::: Given data :::

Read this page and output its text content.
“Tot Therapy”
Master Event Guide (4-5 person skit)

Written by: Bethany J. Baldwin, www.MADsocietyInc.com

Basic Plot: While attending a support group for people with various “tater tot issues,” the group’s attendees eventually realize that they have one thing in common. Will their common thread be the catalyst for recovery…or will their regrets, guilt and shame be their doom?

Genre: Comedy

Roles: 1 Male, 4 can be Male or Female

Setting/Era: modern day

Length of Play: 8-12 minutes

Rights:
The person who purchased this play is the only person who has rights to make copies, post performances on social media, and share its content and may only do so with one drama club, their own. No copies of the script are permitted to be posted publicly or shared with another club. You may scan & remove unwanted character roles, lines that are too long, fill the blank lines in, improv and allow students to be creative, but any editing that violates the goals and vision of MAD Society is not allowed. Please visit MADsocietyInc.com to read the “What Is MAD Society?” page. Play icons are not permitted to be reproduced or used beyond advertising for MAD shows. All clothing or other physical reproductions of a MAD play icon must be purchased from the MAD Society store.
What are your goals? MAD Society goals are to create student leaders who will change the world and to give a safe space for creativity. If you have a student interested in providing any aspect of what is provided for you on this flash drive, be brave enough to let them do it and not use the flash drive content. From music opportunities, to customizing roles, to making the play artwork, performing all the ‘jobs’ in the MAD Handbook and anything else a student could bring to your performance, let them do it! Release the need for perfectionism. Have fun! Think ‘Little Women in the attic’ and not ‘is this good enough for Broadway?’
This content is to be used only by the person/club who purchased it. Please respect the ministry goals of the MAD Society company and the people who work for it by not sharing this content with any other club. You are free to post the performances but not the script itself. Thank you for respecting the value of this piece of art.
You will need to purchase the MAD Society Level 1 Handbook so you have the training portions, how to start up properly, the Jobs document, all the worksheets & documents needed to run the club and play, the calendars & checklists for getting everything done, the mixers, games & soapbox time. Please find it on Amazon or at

:::

▸ **Stated exercise**:
Track down the lines that include the word "person" and copy them.

▸ **Task result**:
Master Event Guide (4-5 person skit)
The person who purchased this play is the only person who has rights to make copies, post performances on social media, and share its content and may only do so with one drama club, their own. No copies of the script are permitted to be posted publicly or shared with another club. You may scan & remove unwanted character roles, lines that are too long, fill the blank lines in, improv and allow students to be creative, but any editing that violates the goals and vision of MAD Society is not allowed. Please visit MADsocietyInc.com to read the “What Is MAD Society?” page. Play icons are not permitted to be reproduced or used beyond advertising for MAD shows. All clothing or other physical reproductions of a MAD play icon must be purchased from the MAD Society store.
This content is to be used only by the person/club who purchased it. Please respect the ministry goals of the MAD Society company and the people who work for it by not sharing this content with any other club. You are free to post the performances but not the script itself. Thank you for respecting the value of this piece of art.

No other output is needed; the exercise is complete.